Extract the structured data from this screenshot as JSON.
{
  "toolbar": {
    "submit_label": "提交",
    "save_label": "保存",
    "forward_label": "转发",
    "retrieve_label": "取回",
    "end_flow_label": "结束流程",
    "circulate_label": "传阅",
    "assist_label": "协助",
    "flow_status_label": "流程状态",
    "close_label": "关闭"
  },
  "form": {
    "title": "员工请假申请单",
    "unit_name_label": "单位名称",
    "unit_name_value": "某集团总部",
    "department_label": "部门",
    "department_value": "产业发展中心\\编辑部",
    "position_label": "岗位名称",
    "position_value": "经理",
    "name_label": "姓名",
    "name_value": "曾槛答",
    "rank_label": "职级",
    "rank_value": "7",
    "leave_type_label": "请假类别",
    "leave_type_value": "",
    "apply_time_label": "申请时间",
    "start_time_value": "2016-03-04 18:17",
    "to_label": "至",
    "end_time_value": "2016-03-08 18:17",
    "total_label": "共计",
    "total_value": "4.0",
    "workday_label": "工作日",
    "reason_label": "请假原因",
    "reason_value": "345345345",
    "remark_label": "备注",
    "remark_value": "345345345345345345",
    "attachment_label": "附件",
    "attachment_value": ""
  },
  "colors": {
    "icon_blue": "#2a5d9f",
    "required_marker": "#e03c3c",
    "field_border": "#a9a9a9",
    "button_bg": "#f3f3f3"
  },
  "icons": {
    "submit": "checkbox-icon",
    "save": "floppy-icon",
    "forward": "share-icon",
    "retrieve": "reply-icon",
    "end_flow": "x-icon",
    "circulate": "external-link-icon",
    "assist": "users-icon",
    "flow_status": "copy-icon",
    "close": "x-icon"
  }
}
◆ ◆ ◆ ◆ ◆
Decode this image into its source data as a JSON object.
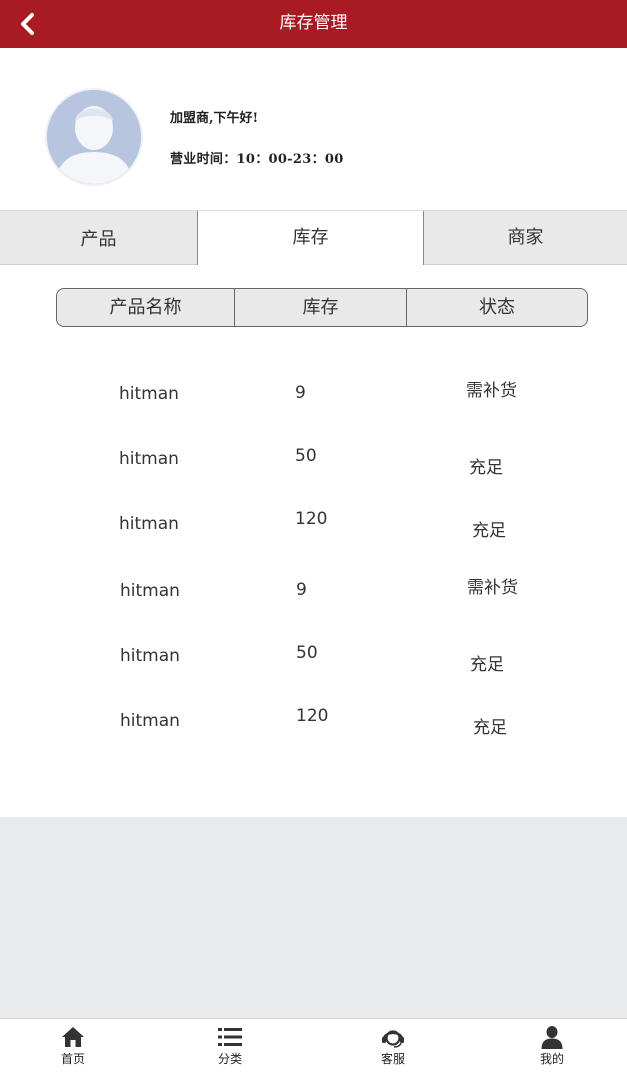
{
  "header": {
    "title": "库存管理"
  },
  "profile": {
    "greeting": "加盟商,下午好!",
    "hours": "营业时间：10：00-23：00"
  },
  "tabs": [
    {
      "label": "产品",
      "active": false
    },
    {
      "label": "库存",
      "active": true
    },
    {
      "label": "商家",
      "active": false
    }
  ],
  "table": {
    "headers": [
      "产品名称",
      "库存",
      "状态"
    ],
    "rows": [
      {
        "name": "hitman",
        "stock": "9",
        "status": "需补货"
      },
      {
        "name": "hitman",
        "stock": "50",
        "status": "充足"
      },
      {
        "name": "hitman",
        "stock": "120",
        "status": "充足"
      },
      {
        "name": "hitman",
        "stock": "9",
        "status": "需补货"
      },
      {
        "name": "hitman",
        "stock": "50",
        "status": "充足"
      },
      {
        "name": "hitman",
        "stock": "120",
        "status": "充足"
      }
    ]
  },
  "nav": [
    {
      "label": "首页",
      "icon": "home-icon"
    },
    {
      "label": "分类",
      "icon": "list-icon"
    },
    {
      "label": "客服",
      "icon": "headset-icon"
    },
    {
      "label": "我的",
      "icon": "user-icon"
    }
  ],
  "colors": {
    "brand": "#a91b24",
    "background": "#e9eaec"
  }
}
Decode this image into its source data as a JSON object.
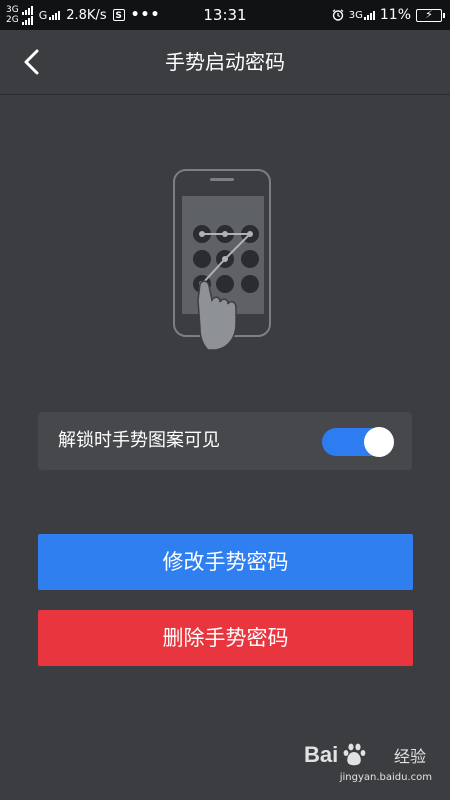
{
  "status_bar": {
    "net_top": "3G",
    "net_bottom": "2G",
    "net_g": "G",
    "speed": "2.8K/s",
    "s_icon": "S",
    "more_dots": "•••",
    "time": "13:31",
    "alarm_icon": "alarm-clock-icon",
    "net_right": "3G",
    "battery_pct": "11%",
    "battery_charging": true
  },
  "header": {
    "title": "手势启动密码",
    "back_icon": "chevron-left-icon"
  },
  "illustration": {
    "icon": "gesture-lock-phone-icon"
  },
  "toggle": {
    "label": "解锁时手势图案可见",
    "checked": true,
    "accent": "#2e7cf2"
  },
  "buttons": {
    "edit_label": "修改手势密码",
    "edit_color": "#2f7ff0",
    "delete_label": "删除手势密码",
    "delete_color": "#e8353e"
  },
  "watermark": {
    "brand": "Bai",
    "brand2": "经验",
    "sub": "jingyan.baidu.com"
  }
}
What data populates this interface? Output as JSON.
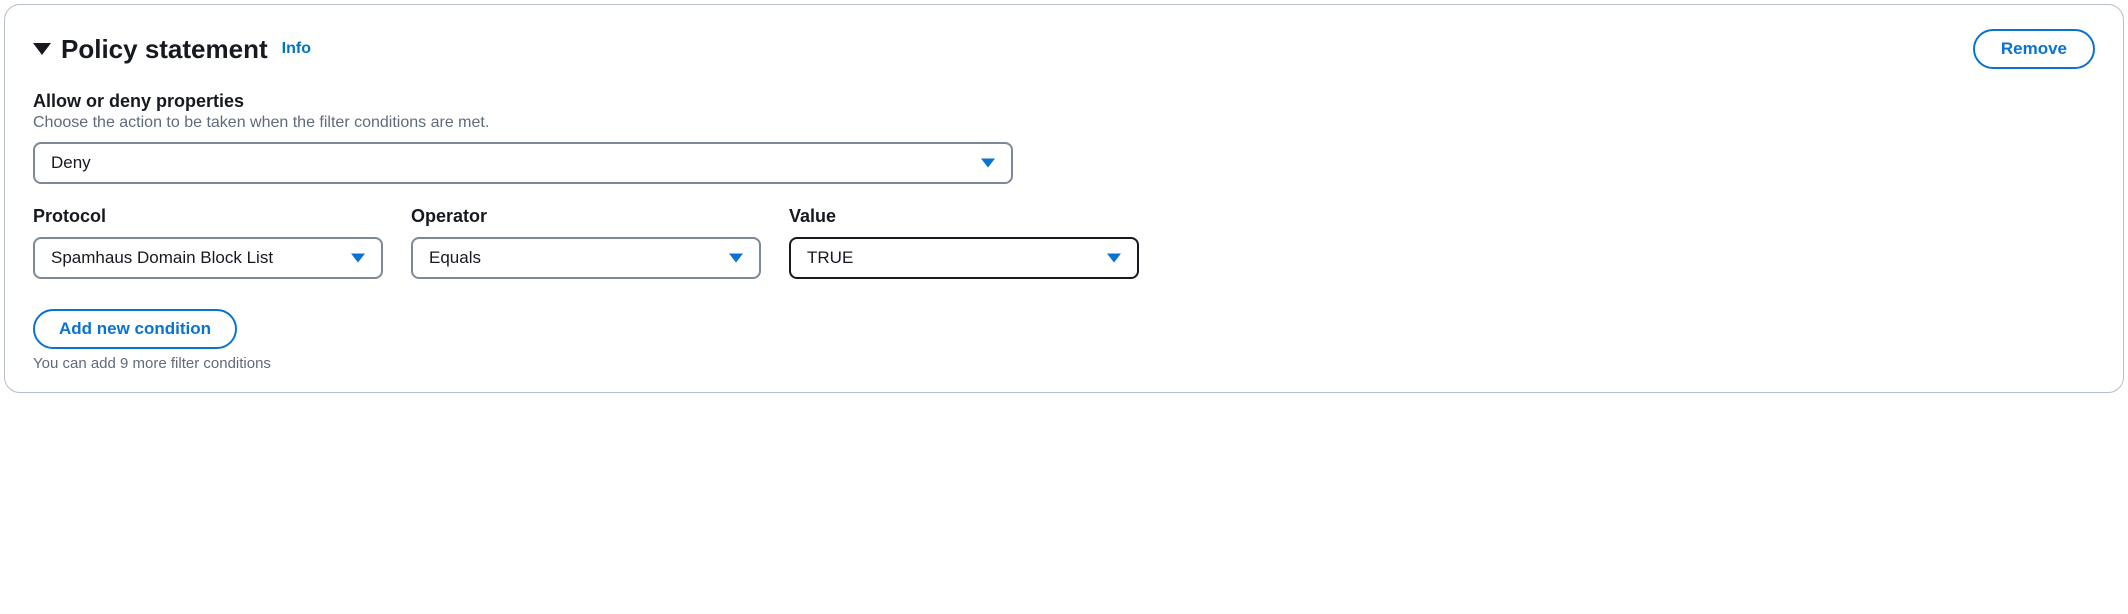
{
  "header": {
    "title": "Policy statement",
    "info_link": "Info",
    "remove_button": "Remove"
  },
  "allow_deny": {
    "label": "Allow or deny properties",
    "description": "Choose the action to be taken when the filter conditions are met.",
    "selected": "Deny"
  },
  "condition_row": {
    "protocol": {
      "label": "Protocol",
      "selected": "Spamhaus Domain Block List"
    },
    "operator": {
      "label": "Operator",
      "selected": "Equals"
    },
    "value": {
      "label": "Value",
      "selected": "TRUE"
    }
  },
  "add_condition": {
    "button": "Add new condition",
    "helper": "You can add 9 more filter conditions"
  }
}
◆ ◆ ◆ ◆ ◆
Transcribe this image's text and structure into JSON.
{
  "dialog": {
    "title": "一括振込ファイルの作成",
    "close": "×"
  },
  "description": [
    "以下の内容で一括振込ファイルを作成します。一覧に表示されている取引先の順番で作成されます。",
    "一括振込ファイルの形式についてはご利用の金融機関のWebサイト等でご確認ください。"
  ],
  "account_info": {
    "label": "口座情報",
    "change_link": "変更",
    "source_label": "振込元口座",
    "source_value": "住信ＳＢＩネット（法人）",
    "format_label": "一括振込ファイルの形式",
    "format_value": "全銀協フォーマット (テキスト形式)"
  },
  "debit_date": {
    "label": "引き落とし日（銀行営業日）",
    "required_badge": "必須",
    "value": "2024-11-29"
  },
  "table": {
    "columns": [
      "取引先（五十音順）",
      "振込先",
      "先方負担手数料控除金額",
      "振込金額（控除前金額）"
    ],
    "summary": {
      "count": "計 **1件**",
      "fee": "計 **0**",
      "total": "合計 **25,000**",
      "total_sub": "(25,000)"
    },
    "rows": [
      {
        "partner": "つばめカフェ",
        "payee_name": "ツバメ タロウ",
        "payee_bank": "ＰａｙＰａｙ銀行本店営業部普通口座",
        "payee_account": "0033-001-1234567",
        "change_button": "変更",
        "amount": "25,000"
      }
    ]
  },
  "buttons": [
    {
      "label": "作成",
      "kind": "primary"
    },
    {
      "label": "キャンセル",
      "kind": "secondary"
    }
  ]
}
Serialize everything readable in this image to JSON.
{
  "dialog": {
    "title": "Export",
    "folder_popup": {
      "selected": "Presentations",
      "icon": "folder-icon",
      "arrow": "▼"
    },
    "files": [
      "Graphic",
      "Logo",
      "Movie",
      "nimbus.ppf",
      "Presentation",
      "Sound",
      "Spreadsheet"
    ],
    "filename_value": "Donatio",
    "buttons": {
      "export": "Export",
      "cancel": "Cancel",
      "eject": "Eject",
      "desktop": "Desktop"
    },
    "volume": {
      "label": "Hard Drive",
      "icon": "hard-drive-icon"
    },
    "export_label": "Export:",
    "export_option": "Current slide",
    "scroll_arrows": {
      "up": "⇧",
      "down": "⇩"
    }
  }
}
◆ ◆ ◆ ◆ ◆
▸ **What you need to do**: Filter the records for lines holding the string "JSON". Copy each one.

▸ **Written solution**:
Extract the structured data from this screenshot as JSON.
Decode this image into its source data as a JSON object.
Decode this image into its source data as a JSON object.
What data populates this interface? Output as JSON.
Transcribe this image's text and structure into JSON.
Serialize everything readable in this image to JSON.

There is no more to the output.